■ **Extracted information**:
»»

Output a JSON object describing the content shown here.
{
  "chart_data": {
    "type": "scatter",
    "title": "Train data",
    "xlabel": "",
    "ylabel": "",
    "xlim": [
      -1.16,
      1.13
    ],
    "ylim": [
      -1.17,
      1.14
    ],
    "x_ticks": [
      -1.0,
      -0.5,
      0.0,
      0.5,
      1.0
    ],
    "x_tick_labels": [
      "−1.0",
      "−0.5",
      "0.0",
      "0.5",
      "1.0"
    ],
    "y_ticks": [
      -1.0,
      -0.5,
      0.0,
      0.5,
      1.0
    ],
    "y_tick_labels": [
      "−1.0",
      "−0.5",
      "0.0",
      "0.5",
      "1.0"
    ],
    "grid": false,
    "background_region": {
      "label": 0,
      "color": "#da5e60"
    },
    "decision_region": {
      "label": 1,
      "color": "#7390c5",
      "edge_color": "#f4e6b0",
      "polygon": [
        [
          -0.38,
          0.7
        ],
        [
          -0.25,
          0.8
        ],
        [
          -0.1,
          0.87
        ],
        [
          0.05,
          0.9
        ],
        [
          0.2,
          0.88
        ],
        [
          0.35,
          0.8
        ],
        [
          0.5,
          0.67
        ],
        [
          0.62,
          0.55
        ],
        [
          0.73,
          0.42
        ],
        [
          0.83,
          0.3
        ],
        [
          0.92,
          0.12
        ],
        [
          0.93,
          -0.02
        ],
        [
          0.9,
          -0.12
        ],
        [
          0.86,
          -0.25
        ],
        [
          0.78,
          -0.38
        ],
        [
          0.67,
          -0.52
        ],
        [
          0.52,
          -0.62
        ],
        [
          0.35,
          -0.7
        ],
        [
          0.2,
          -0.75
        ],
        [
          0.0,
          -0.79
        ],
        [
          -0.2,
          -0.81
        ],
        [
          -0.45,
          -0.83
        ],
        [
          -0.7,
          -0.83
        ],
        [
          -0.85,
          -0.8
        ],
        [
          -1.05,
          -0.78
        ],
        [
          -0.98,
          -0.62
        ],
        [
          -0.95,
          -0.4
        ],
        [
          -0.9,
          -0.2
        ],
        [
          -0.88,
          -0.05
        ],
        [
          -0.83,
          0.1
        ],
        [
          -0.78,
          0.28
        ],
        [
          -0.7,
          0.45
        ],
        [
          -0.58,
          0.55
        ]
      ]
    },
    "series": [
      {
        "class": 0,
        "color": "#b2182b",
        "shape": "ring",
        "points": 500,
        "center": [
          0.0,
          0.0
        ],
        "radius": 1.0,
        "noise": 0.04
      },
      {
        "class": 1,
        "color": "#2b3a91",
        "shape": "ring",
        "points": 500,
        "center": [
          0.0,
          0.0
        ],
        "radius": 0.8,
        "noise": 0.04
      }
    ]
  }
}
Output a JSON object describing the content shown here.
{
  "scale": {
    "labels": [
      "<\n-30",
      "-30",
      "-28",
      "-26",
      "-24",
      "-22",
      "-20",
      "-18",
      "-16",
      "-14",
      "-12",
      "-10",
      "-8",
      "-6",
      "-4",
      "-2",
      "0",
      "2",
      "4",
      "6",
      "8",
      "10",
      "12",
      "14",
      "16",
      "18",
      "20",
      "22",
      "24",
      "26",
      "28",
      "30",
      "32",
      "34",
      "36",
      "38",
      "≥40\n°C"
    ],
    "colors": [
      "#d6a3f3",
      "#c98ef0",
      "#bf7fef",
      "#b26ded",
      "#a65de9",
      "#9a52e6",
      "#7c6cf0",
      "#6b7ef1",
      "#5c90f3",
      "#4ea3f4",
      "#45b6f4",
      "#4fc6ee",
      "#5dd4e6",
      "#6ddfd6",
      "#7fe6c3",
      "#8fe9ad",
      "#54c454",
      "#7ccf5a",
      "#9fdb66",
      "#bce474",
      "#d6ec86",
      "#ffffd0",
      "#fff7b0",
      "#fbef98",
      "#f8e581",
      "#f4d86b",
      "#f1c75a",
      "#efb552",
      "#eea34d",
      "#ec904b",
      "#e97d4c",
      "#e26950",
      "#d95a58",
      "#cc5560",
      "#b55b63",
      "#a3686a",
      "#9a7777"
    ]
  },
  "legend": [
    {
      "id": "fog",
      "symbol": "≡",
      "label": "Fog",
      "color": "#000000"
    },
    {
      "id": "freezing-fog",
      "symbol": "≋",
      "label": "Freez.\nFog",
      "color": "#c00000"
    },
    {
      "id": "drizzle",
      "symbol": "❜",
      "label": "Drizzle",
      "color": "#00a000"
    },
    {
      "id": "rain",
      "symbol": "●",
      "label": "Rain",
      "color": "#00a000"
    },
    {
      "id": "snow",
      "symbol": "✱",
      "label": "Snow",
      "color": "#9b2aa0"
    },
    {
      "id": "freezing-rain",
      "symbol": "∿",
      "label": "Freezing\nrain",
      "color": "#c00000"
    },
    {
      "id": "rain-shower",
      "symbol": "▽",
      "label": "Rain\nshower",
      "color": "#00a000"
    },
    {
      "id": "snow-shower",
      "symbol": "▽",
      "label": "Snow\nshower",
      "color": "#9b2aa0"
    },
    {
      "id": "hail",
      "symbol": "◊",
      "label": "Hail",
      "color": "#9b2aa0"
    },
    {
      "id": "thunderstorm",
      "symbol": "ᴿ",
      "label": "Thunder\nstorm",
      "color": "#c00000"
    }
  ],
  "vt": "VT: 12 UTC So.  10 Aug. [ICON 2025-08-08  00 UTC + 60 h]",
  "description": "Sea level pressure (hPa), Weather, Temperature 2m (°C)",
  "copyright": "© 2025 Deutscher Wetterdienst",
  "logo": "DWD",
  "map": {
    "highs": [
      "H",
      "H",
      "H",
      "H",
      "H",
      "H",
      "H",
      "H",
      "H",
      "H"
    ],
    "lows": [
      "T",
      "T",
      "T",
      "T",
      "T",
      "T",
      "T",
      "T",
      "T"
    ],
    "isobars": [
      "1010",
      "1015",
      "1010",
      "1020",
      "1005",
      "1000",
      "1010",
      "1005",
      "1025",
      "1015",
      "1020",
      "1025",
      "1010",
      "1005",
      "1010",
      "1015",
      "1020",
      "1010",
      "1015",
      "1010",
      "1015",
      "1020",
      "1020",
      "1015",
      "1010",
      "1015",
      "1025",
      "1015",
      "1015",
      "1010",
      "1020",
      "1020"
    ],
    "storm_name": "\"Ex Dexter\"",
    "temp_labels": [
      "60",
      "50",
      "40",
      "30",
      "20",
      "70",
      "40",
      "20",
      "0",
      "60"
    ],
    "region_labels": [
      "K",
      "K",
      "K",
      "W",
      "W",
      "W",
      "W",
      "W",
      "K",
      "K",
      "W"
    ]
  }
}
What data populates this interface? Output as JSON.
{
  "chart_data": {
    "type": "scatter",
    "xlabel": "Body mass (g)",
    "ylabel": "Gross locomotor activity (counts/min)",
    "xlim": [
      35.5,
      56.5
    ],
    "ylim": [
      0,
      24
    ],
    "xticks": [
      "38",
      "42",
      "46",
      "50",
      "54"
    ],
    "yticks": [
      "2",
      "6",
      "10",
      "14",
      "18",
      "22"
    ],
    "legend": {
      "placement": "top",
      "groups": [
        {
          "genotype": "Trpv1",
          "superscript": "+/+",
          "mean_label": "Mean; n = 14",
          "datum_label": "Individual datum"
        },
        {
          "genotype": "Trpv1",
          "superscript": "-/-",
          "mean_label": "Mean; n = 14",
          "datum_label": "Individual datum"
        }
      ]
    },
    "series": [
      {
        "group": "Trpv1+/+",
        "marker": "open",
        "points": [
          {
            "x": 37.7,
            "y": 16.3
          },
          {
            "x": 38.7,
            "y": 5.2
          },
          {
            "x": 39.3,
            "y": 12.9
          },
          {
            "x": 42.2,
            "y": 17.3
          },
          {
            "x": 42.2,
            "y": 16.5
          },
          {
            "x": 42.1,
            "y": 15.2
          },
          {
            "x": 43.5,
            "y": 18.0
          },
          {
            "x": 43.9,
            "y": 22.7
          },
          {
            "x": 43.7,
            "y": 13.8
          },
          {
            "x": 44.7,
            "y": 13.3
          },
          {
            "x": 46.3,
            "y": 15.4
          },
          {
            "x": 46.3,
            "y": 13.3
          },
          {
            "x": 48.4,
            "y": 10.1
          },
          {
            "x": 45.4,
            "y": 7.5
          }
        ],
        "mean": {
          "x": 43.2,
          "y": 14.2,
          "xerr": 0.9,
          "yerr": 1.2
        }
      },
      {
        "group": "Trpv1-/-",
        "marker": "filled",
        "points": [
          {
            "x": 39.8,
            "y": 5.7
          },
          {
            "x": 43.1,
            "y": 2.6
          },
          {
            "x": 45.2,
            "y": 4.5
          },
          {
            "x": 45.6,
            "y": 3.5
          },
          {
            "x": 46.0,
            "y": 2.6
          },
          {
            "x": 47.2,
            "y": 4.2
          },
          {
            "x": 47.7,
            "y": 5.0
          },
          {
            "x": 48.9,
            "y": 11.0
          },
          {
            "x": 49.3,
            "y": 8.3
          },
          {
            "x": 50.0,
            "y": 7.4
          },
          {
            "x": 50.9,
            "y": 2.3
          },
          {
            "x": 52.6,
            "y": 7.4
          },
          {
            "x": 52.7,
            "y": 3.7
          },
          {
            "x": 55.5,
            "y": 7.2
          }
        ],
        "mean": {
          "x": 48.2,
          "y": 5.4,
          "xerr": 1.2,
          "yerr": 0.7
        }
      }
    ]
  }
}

««

■ **Stated problem**: Go through the records. Copy each line where "ylabel" appears.

■ **Worked answer**:
    "ylabel": "",
    "ylabel": "Gross locomotor activity (counts/min)",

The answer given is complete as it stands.